Each line containing the word "name" needs to be copied.

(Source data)
_ _ _ _ _ _ _
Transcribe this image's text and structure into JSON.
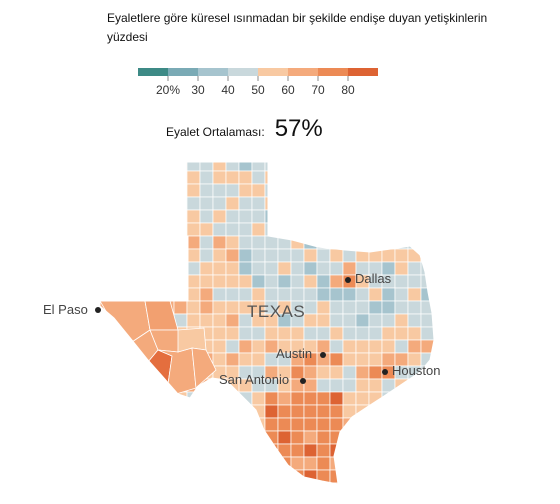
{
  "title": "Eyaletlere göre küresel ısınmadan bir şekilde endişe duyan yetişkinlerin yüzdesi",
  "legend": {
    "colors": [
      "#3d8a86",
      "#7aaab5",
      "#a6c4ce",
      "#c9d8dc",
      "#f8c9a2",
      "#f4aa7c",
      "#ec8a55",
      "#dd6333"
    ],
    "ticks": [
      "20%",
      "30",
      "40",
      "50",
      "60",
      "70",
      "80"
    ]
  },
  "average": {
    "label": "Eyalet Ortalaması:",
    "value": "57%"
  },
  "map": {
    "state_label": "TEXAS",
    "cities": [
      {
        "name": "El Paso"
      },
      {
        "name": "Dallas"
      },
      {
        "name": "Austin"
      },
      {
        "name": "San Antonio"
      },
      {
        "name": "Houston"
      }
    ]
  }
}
_ _ _ _ _ _ _
* COMPLETED EXERCISE:
        "name": "El Paso"
        "name": "Dallas"
        "name": "Austin"
        "name": "San Antonio"
        "name": "Houston"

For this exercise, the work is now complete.